[start of Data supplied]

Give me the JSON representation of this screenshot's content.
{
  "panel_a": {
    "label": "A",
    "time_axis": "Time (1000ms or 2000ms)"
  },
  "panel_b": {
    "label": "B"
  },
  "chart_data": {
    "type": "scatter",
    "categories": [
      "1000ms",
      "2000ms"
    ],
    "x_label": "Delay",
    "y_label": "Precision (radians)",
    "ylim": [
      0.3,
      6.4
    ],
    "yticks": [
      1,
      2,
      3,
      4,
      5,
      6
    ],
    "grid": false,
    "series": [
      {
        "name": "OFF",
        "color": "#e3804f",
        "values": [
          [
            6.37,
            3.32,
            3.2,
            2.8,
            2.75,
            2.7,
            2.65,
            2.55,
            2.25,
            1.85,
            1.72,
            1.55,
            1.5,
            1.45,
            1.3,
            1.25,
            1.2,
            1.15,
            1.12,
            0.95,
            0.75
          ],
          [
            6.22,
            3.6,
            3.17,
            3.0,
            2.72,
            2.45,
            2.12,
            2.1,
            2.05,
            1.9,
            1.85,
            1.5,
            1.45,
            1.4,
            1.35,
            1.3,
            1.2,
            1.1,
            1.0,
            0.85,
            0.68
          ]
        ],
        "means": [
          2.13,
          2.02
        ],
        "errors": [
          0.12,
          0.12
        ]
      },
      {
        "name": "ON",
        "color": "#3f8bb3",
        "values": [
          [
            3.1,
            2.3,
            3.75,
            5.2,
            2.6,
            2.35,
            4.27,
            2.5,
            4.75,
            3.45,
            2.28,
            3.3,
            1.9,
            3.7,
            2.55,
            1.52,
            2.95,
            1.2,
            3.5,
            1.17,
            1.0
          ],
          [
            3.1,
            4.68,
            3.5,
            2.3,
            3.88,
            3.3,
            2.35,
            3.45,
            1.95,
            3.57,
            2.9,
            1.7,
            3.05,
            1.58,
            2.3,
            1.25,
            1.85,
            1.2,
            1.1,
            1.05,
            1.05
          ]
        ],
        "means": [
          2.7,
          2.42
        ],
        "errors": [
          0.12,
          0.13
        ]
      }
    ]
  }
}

[end of Data supplied]

Goal: Make a verbatim copy of every entry shown above.

Exercise answer:
Give me the JSON representation of this screenshot's content.
{
  "panel_a": {
    "label": "A",
    "time_axis": "Time (1000ms or 2000ms)"
  },
  "panel_b": {
    "label": "B"
  },
  "chart_data": {
    "type": "scatter",
    "categories": [
      "1000ms",
      "2000ms"
    ],
    "x_label": "Delay",
    "y_label": "Precision (radians)",
    "ylim": [
      0.3,
      6.4
    ],
    "yticks": [
      1,
      2,
      3,
      4,
      5,
      6
    ],
    "grid": false,
    "series": [
      {
        "name": "OFF",
        "color": "#e3804f",
        "values": [
          [
            6.37,
            3.32,
            3.2,
            2.8,
            2.75,
            2.7,
            2.65,
            2.55,
            2.25,
            1.85,
            1.72,
            1.55,
            1.5,
            1.45,
            1.3,
            1.25,
            1.2,
            1.15,
            1.12,
            0.95,
            0.75
          ],
          [
            6.22,
            3.6,
            3.17,
            3.0,
            2.72,
            2.45,
            2.12,
            2.1,
            2.05,
            1.9,
            1.85,
            1.5,
            1.45,
            1.4,
            1.35,
            1.3,
            1.2,
            1.1,
            1.0,
            0.85,
            0.68
          ]
        ],
        "means": [
          2.13,
          2.02
        ],
        "errors": [
          0.12,
          0.12
        ]
      },
      {
        "name": "ON",
        "color": "#3f8bb3",
        "values": [
          [
            3.1,
            2.3,
            3.75,
            5.2,
            2.6,
            2.35,
            4.27,
            2.5,
            4.75,
            3.45,
            2.28,
            3.3,
            1.9,
            3.7,
            2.55,
            1.52,
            2.95,
            1.2,
            3.5,
            1.17,
            1.0
          ],
          [
            3.1,
            4.68,
            3.5,
            2.3,
            3.88,
            3.3,
            2.35,
            3.45,
            1.95,
            3.57,
            2.9,
            1.7,
            3.05,
            1.58,
            2.3,
            1.25,
            1.85,
            1.2,
            1.1,
            1.05,
            1.05
          ]
        ],
        "means": [
          2.7,
          2.42
        ],
        "errors": [
          0.12,
          0.13
        ]
      }
    ]
  }
}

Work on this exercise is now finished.